**Challenge:** Give the material once more, word for word, without any images.

**Task material:**

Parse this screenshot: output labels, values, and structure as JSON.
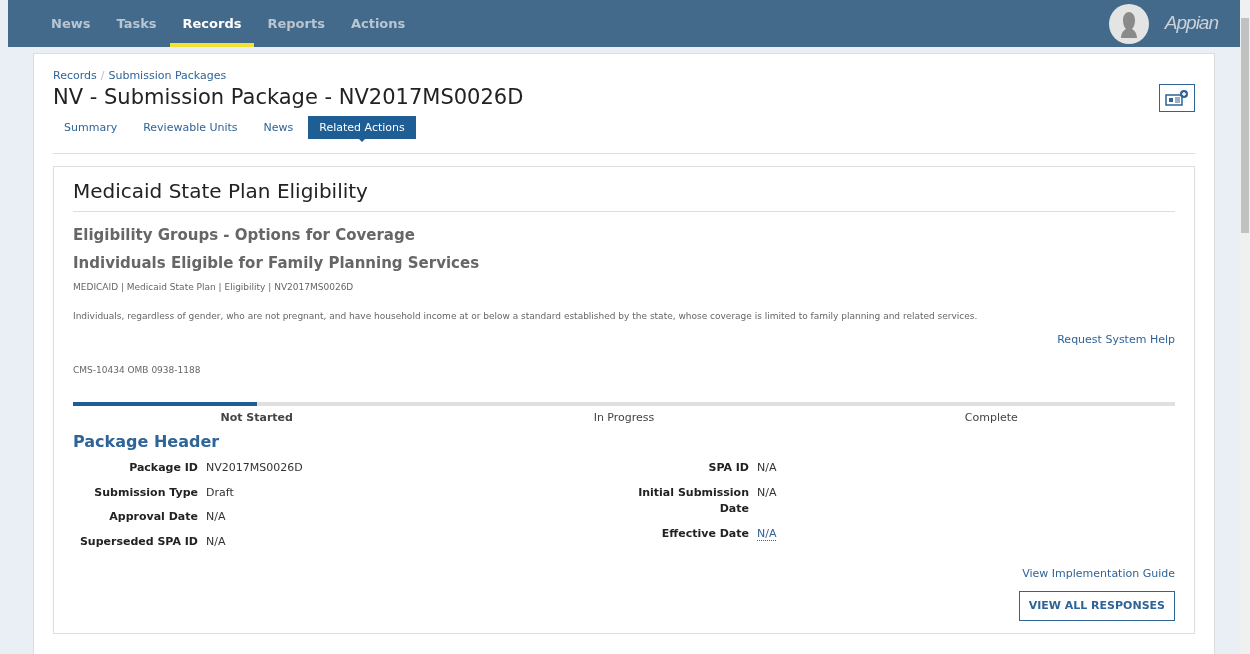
{
  "top_nav": {
    "items": [
      {
        "label": "News",
        "selected": false
      },
      {
        "label": "Tasks",
        "selected": false
      },
      {
        "label": "Records",
        "selected": true
      },
      {
        "label": "Reports",
        "selected": false
      },
      {
        "label": "Actions",
        "selected": false
      }
    ],
    "brand": "Appian"
  },
  "breadcrumbs": [
    "Records",
    "Submission Packages"
  ],
  "breadcrumb_separator": "/",
  "title": "NV - Submission Package - NV2017MS0026D",
  "tabs": [
    {
      "label": "Summary",
      "selected": false
    },
    {
      "label": "Reviewable Units",
      "selected": false
    },
    {
      "label": "News",
      "selected": false
    },
    {
      "label": "Related Actions",
      "selected": true
    }
  ],
  "form": {
    "heading": "Medicaid State Plan Eligibility",
    "subheading": "Eligibility Groups - Options for Coverage",
    "group_title": "Individuals Eligible for Family Planning Services",
    "path": "MEDICAID | Medicaid State Plan | Eligibility | NV2017MS0026D",
    "description": "Individuals, regardless of gender, who are not pregnant, and have household income at or below a standard established by the state, whose coverage is limited to family planning and related services.",
    "help_link": "Request System Help",
    "omb": "CMS-10434 OMB 0938-1188",
    "steps": [
      {
        "label": "Not Started",
        "selected": true
      },
      {
        "label": "In Progress",
        "selected": false
      },
      {
        "label": "Complete",
        "selected": false
      }
    ],
    "section_title": "Package Header",
    "left_fields": [
      {
        "label": "Package ID",
        "value": "NV2017MS0026D"
      },
      {
        "label": "Submission Type",
        "value": "Draft"
      },
      {
        "label": "Approval Date",
        "value": "N/A"
      },
      {
        "label": "Superseded SPA ID",
        "value": "N/A"
      }
    ],
    "right_fields": [
      {
        "label": "SPA ID",
        "value": "N/A",
        "kind": "text"
      },
      {
        "label": "Initial Submission Date",
        "value": "N/A",
        "kind": "text"
      },
      {
        "label": "Effective Date",
        "value": "N/A",
        "kind": "link"
      }
    ],
    "guide_link": "View Implementation Guide",
    "responses_button": "VIEW ALL RESPONSES"
  }
}
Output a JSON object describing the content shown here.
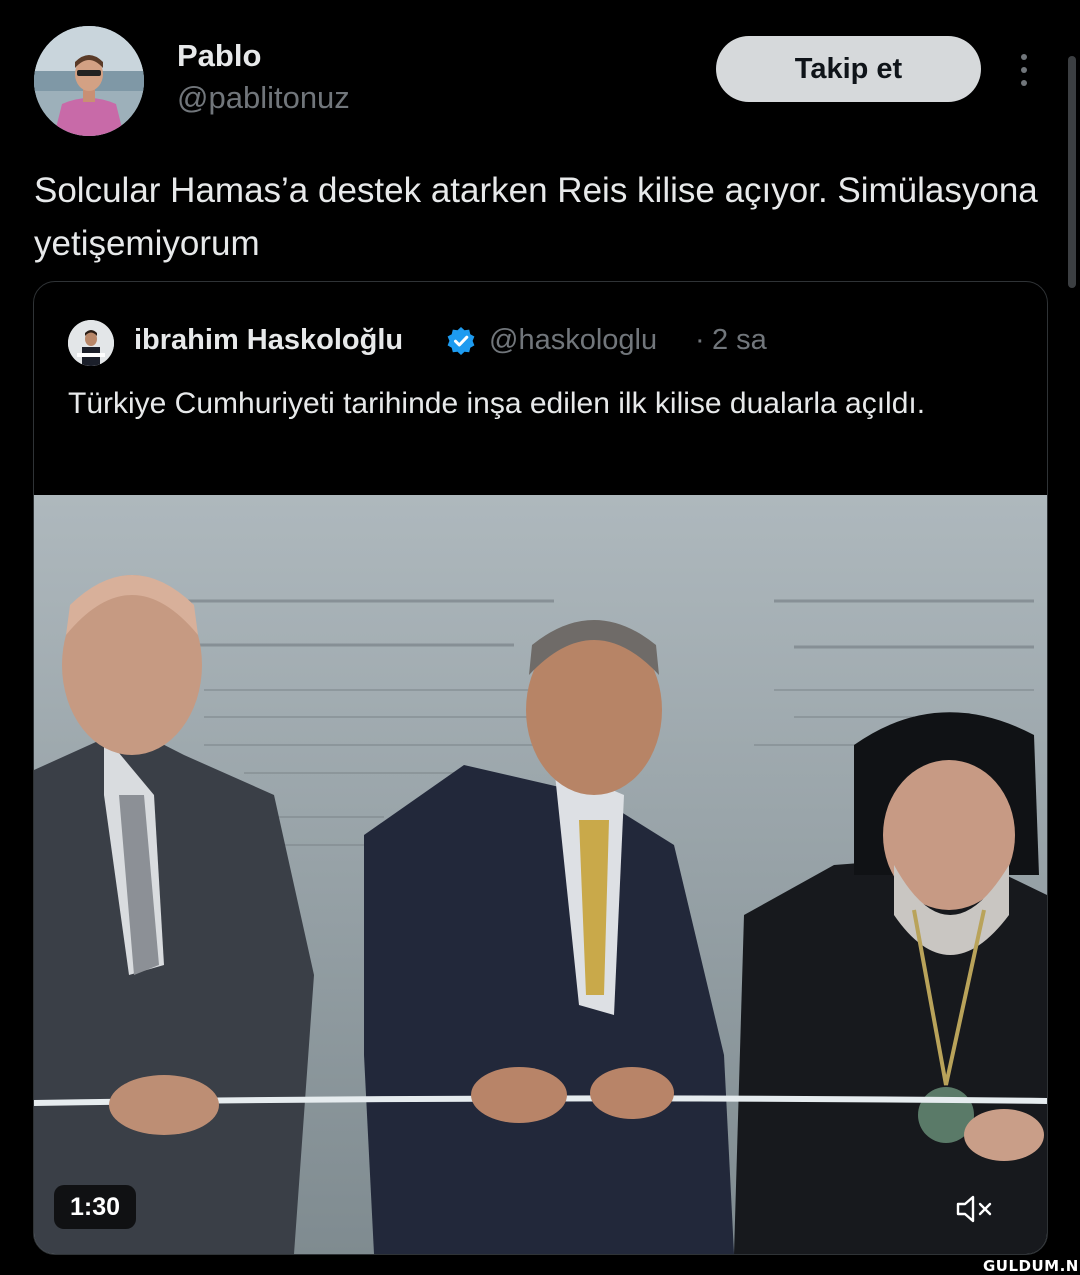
{
  "author": {
    "display_name": "Pablo",
    "handle": "@pablitonuz",
    "avatar_icon": "profile-photo-avatar"
  },
  "actions": {
    "follow_label": "Takip et",
    "more_icon": "more-vertical-icon"
  },
  "tweet": {
    "text": "Solcular Hamas’a destek atarken Reis kilise açıyor. Simülasyona yetişemiyorum"
  },
  "quoted_tweet": {
    "display_name": "ibrahim Haskoloğlu",
    "verified_icon": "verified-badge-icon",
    "handle": "@haskologlu",
    "separator": "·",
    "time": "2 sa",
    "text": "Türkiye Cumhuriyeti tarihinde inşa edilen ilk kilise dualarla açıldı.",
    "video": {
      "duration": "1:30",
      "mute_icon": "speaker-muted-icon"
    }
  },
  "watermark": "GULDUM.NET",
  "colors": {
    "background": "#000000",
    "primary_text": "#e7e9ea",
    "secondary_text": "#71767b",
    "follow_button_bg": "#d6d9db",
    "verified_blue": "#1d9bf0",
    "border": "#2f3336"
  }
}
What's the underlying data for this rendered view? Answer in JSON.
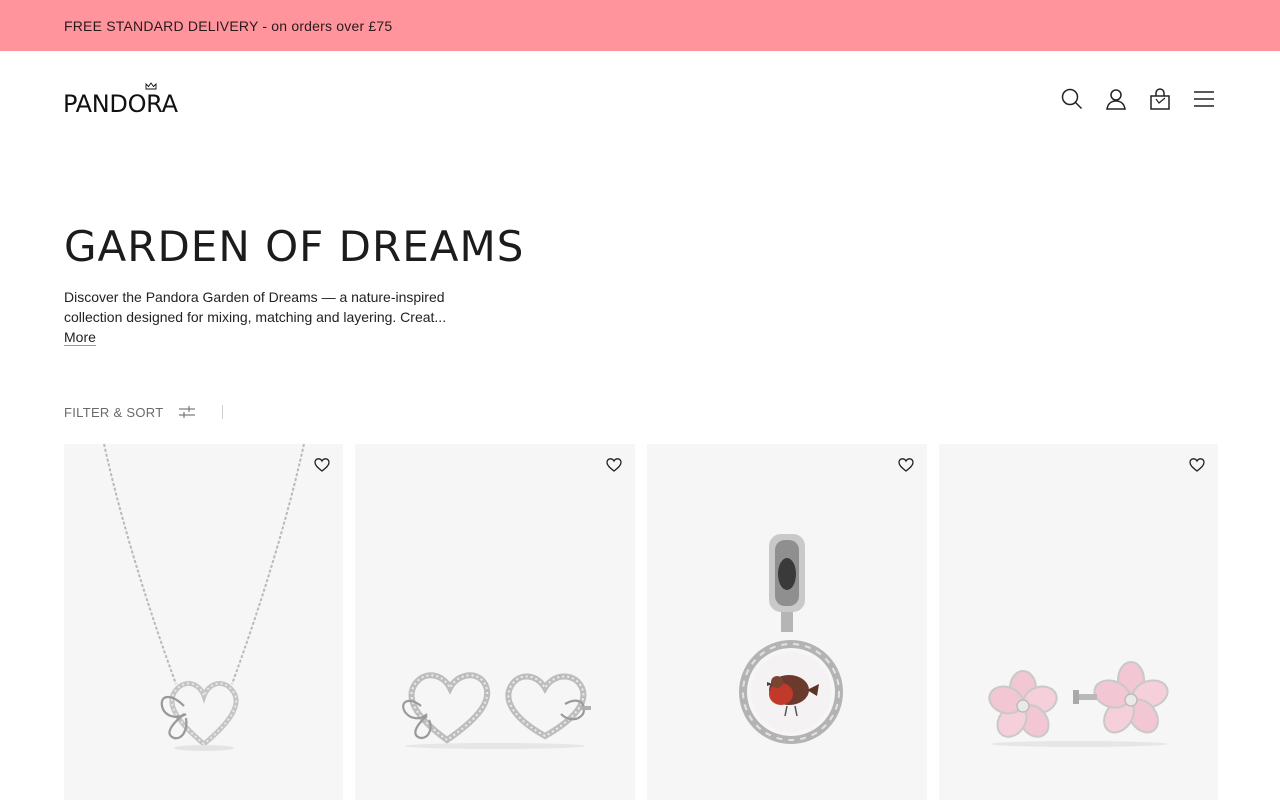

**Result of the task:**
Parse this screenshot: output labels, values, and structure as JSON.
{
  "top_nav": {
    "items": [
      {
        "label": "News",
        "selected": false
      },
      {
        "label": "Tasks",
        "selected": false
      },
      {
        "label": "Records",
        "selected": true
      },
      {
        "label": "Reports",
        "selected": false
      },
      {
        "label": "Actions",
        "selected": false
      }
    ],
    "brand": "Appian"
  },
  "breadcrumbs": [
    "Records",
    "Submission Packages"
  ],
  "breadcrumb_separator": "/",
  "title": "NV - Submission Package - NV2017MS0026D",
  "tabs": [
    {
      "label": "Summary",
      "selected": false
    },
    {
      "label": "Reviewable Units",
      "selected": false
    },
    {
      "label": "News",
      "selected": false
    },
    {
      "label": "Related Actions",
      "selected": true
    }
  ],
  "form": {
    "heading": "Medicaid State Plan Eligibility",
    "subheading": "Eligibility Groups - Options for Coverage",
    "group_title": "Individuals Eligible for Family Planning Services",
    "path": "MEDICAID | Medicaid State Plan | Eligibility | NV2017MS0026D",
    "description": "Individuals, regardless of gender, who are not pregnant, and have household income at or below a standard established by the state, whose coverage is limited to family planning and related services.",
    "help_link": "Request System Help",
    "omb": "CMS-10434 OMB 0938-1188",
    "steps": [
      {
        "label": "Not Started",
        "selected": true
      },
      {
        "label": "In Progress",
        "selected": false
      },
      {
        "label": "Complete",
        "selected": false
      }
    ],
    "section_title": "Package Header",
    "left_fields": [
      {
        "label": "Package ID",
        "value": "NV2017MS0026D"
      },
      {
        "label": "Submission Type",
        "value": "Draft"
      },
      {
        "label": "Approval Date",
        "value": "N/A"
      },
      {
        "label": "Superseded SPA ID",
        "value": "N/A"
      }
    ],
    "right_fields": [
      {
        "label": "SPA ID",
        "value": "N/A",
        "kind": "text"
      },
      {
        "label": "Initial Submission Date",
        "value": "N/A",
        "kind": "text"
      },
      {
        "label": "Effective Date",
        "value": "N/A",
        "kind": "link"
      }
    ],
    "guide_link": "View Implementation Guide",
    "responses_button": "VIEW ALL RESPONSES"
  }
}
Output a JSON object describing the content shown here.
{
  "author": {
    "display_name": "Pablo",
    "handle": "@pablitonuz",
    "avatar_icon": "profile-photo-avatar"
  },
  "actions": {
    "follow_label": "Takip et",
    "more_icon": "more-vertical-icon"
  },
  "tweet": {
    "text": "Solcular Hamas’a destek atarken Reis kilise açıyor. Simülasyona yetişemiyorum"
  },
  "quoted_tweet": {
    "display_name": "ibrahim Haskoloğlu",
    "verified_icon": "verified-badge-icon",
    "handle": "@haskologlu",
    "separator": "·",
    "time": "2 sa",
    "text": "Türkiye Cumhuriyeti tarihinde inşa edilen ilk kilise dualarla açıldı.",
    "video": {
      "duration": "1:30",
      "mute_icon": "speaker-muted-icon"
    }
  },
  "watermark": "GULDUM.NET",
  "colors": {
    "background": "#000000",
    "primary_text": "#e7e9ea",
    "secondary_text": "#71767b",
    "follow_button_bg": "#d6d9db",
    "verified_blue": "#1d9bf0",
    "border": "#2f3336"
  }
}
What's the underlying data for this rendered view? Answer in JSON.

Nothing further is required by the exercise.